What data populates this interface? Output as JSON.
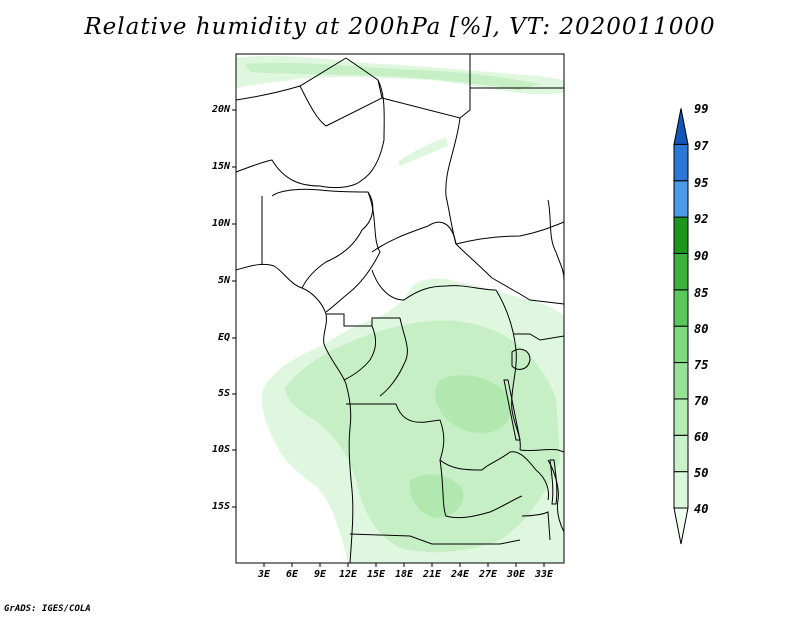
{
  "title": "Relative humidity at 200hPa [%], VT: 2020011000",
  "credit": "GrADS: IGES/COLA",
  "lat_labels": [
    "20N",
    "15N",
    "10N",
    "5N",
    "EQ",
    "5S",
    "10S",
    "15S"
  ],
  "lon_labels": [
    "3E",
    "6E",
    "9E",
    "12E",
    "15E",
    "18E",
    "21E",
    "24E",
    "27E",
    "30E",
    "33E"
  ],
  "colorbar": {
    "labels": [
      "40",
      "50",
      "60",
      "70",
      "75",
      "80",
      "85",
      "90",
      "92",
      "95",
      "97",
      "99"
    ],
    "colors": [
      "#f0fcf0",
      "#dcf8dc",
      "#c8f2c8",
      "#b4ecb4",
      "#96e296",
      "#7cda7c",
      "#5cc85c",
      "#3cb43c",
      "#1e961e",
      "#4a9be8",
      "#2a78d8",
      "#1455b8"
    ]
  },
  "map": {
    "ocean_color": "#ffffff",
    "border_color": "#000000",
    "shading_colors": [
      "#dff7df",
      "#c6efc6",
      "#b0e8b0"
    ]
  }
}
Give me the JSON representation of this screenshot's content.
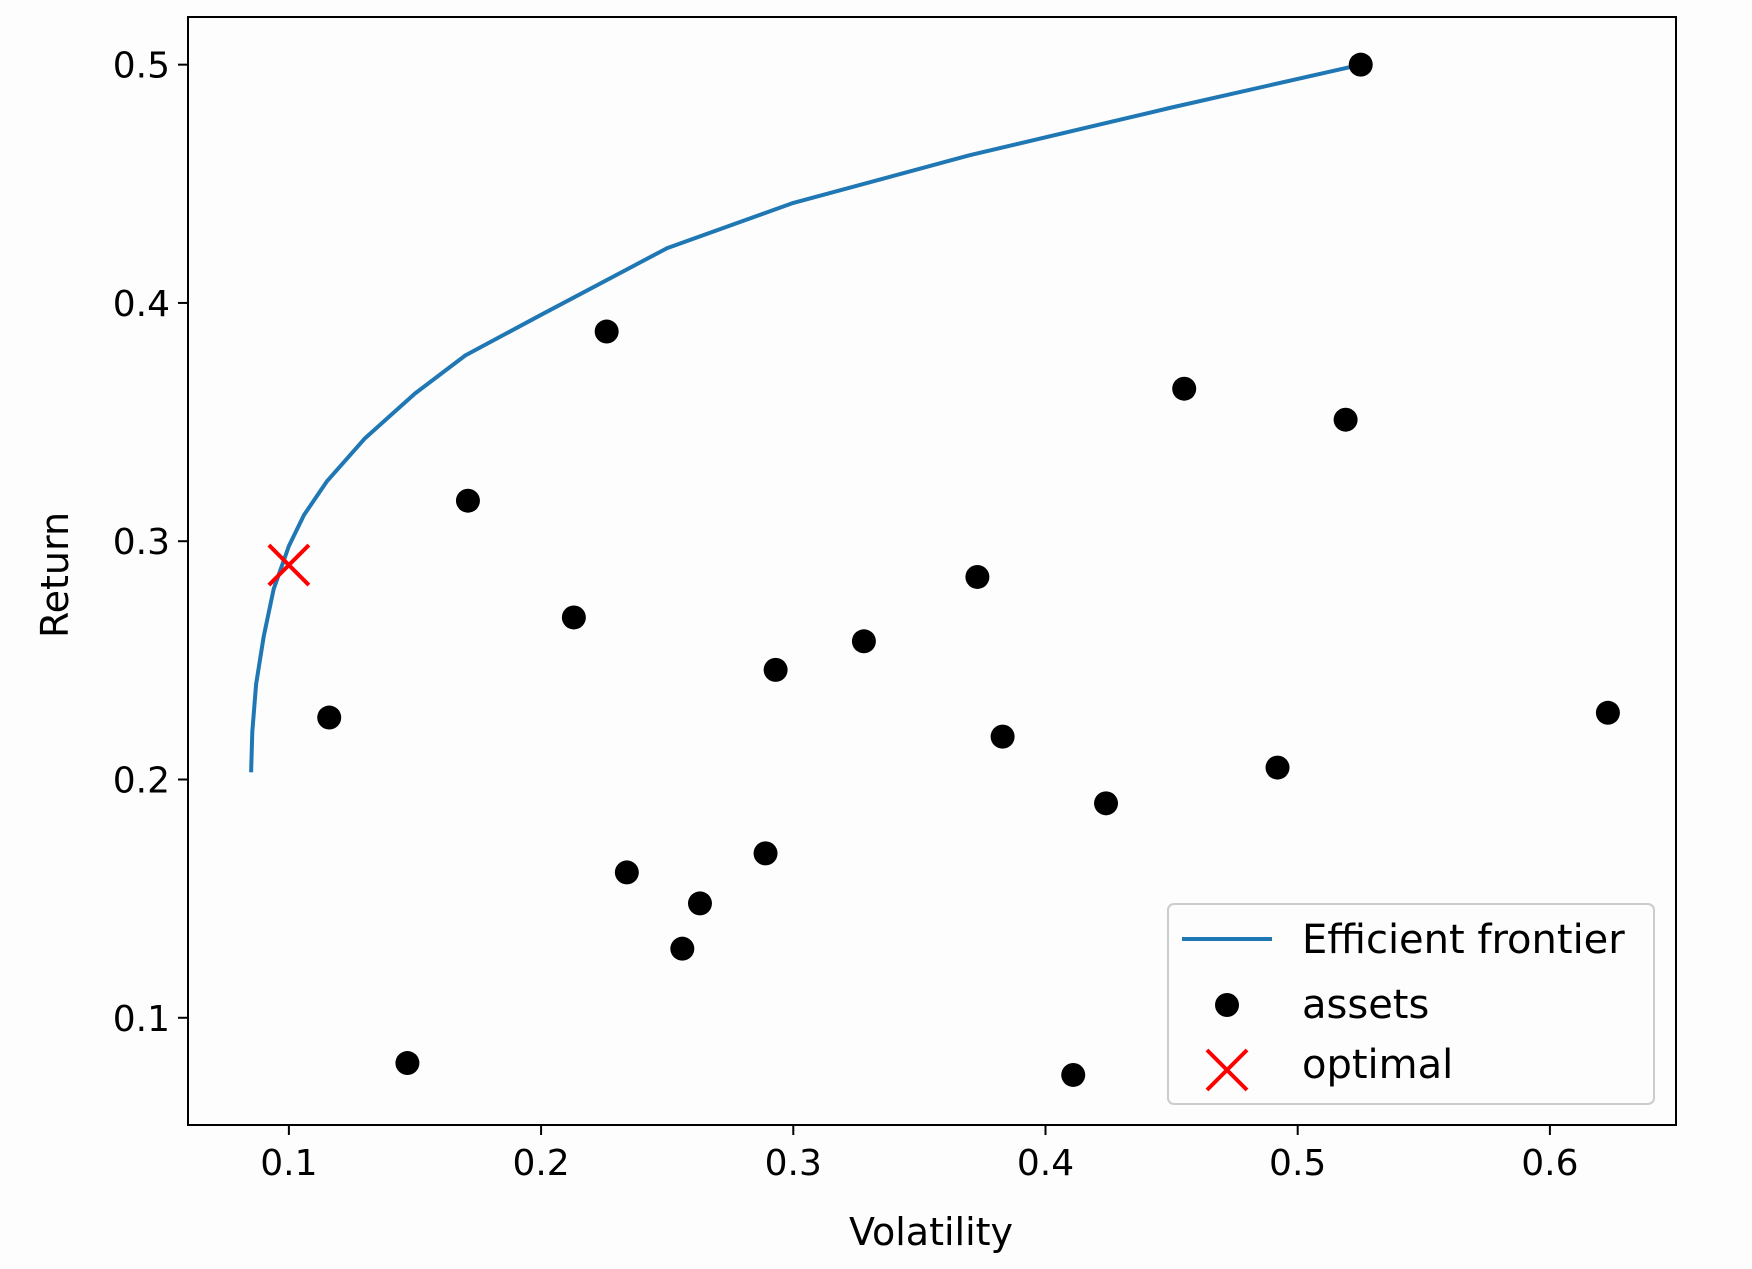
{
  "chart_data": {
    "type": "scatter",
    "title": "",
    "xlabel": "Volatility",
    "ylabel": "Return",
    "xlim": [
      0.06,
      0.65
    ],
    "ylim": [
      0.055,
      0.52
    ],
    "xticks": [
      0.1,
      0.2,
      0.3,
      0.4,
      0.5,
      0.6
    ],
    "xtick_labels": [
      "0.1",
      "0.2",
      "0.3",
      "0.4",
      "0.5",
      "0.6"
    ],
    "yticks": [
      0.1,
      0.2,
      0.3,
      0.4,
      0.5
    ],
    "ytick_labels": [
      "0.1",
      "0.2",
      "0.3",
      "0.4",
      "0.5"
    ],
    "grid": false,
    "legend_position": "lower-right",
    "legend": [
      "Efficient frontier",
      "assets",
      "optimal"
    ],
    "series": [
      {
        "name": "Efficient frontier",
        "kind": "line",
        "color": "#1f77b4",
        "points": [
          [
            0.085,
            0.203
          ],
          [
            0.0855,
            0.22
          ],
          [
            0.087,
            0.24
          ],
          [
            0.09,
            0.26
          ],
          [
            0.094,
            0.28
          ],
          [
            0.1,
            0.298
          ],
          [
            0.106,
            0.311
          ],
          [
            0.115,
            0.325
          ],
          [
            0.13,
            0.343
          ],
          [
            0.15,
            0.362
          ],
          [
            0.17,
            0.378
          ],
          [
            0.2,
            0.395
          ],
          [
            0.25,
            0.423
          ],
          [
            0.3,
            0.442
          ],
          [
            0.37,
            0.462
          ],
          [
            0.45,
            0.482
          ],
          [
            0.525,
            0.5
          ]
        ]
      },
      {
        "name": "assets",
        "kind": "scatter",
        "color": "#000000",
        "points": [
          [
            0.525,
            0.5
          ],
          [
            0.226,
            0.388
          ],
          [
            0.455,
            0.364
          ],
          [
            0.519,
            0.351
          ],
          [
            0.171,
            0.317
          ],
          [
            0.373,
            0.285
          ],
          [
            0.213,
            0.268
          ],
          [
            0.328,
            0.258
          ],
          [
            0.293,
            0.246
          ],
          [
            0.116,
            0.226
          ],
          [
            0.623,
            0.228
          ],
          [
            0.383,
            0.218
          ],
          [
            0.492,
            0.205
          ],
          [
            0.424,
            0.19
          ],
          [
            0.289,
            0.169
          ],
          [
            0.234,
            0.161
          ],
          [
            0.263,
            0.148
          ],
          [
            0.256,
            0.129
          ],
          [
            0.147,
            0.081
          ],
          [
            0.411,
            0.076
          ]
        ]
      },
      {
        "name": "optimal",
        "kind": "marker-x",
        "color": "#ff0000",
        "points": [
          [
            0.1,
            0.29
          ]
        ]
      }
    ]
  }
}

§

Problem statement =>
Omit every picture, then repeat the remaining data exactly as it appears above.

Task result =>
What data populates this interface? Output as JSON.
{
  "title": "Relative humidity at 200hPa [%], VT: 2020011000",
  "credit": "GrADS: IGES/COLA",
  "lat_labels": [
    "20N",
    "15N",
    "10N",
    "5N",
    "EQ",
    "5S",
    "10S",
    "15S"
  ],
  "lon_labels": [
    "3E",
    "6E",
    "9E",
    "12E",
    "15E",
    "18E",
    "21E",
    "24E",
    "27E",
    "30E",
    "33E"
  ],
  "colorbar": {
    "labels": [
      "40",
      "50",
      "60",
      "70",
      "75",
      "80",
      "85",
      "90",
      "92",
      "95",
      "97",
      "99"
    ],
    "colors": [
      "#f0fcf0",
      "#dcf8dc",
      "#c8f2c8",
      "#b4ecb4",
      "#96e296",
      "#7cda7c",
      "#5cc85c",
      "#3cb43c",
      "#1e961e",
      "#4a9be8",
      "#2a78d8",
      "#1455b8"
    ]
  },
  "map": {
    "ocean_color": "#ffffff",
    "border_color": "#000000",
    "shading_colors": [
      "#dff7df",
      "#c6efc6",
      "#b0e8b0"
    ]
  }
}
Give me the JSON representation of this screenshot's content.
{
  "chart_data": {
    "type": "scatter",
    "title": "",
    "xlabel": "Volatility",
    "ylabel": "Return",
    "xlim": [
      0.06,
      0.65
    ],
    "ylim": [
      0.055,
      0.52
    ],
    "xticks": [
      0.1,
      0.2,
      0.3,
      0.4,
      0.5,
      0.6
    ],
    "xtick_labels": [
      "0.1",
      "0.2",
      "0.3",
      "0.4",
      "0.5",
      "0.6"
    ],
    "yticks": [
      0.1,
      0.2,
      0.3,
      0.4,
      0.5
    ],
    "ytick_labels": [
      "0.1",
      "0.2",
      "0.3",
      "0.4",
      "0.5"
    ],
    "grid": false,
    "legend_position": "lower-right",
    "legend": [
      "Efficient frontier",
      "assets",
      "optimal"
    ],
    "series": [
      {
        "name": "Efficient frontier",
        "kind": "line",
        "color": "#1f77b4",
        "points": [
          [
            0.085,
            0.203
          ],
          [
            0.0855,
            0.22
          ],
          [
            0.087,
            0.24
          ],
          [
            0.09,
            0.26
          ],
          [
            0.094,
            0.28
          ],
          [
            0.1,
            0.298
          ],
          [
            0.106,
            0.311
          ],
          [
            0.115,
            0.325
          ],
          [
            0.13,
            0.343
          ],
          [
            0.15,
            0.362
          ],
          [
            0.17,
            0.378
          ],
          [
            0.2,
            0.395
          ],
          [
            0.25,
            0.423
          ],
          [
            0.3,
            0.442
          ],
          [
            0.37,
            0.462
          ],
          [
            0.45,
            0.482
          ],
          [
            0.525,
            0.5
          ]
        ]
      },
      {
        "name": "assets",
        "kind": "scatter",
        "color": "#000000",
        "points": [
          [
            0.525,
            0.5
          ],
          [
            0.226,
            0.388
          ],
          [
            0.455,
            0.364
          ],
          [
            0.519,
            0.351
          ],
          [
            0.171,
            0.317
          ],
          [
            0.373,
            0.285
          ],
          [
            0.213,
            0.268
          ],
          [
            0.328,
            0.258
          ],
          [
            0.293,
            0.246
          ],
          [
            0.116,
            0.226
          ],
          [
            0.623,
            0.228
          ],
          [
            0.383,
            0.218
          ],
          [
            0.492,
            0.205
          ],
          [
            0.424,
            0.19
          ],
          [
            0.289,
            0.169
          ],
          [
            0.234,
            0.161
          ],
          [
            0.263,
            0.148
          ],
          [
            0.256,
            0.129
          ],
          [
            0.147,
            0.081
          ],
          [
            0.411,
            0.076
          ]
        ]
      },
      {
        "name": "optimal",
        "kind": "marker-x",
        "color": "#ff0000",
        "points": [
          [
            0.1,
            0.29
          ]
        ]
      }
    ]
  }
}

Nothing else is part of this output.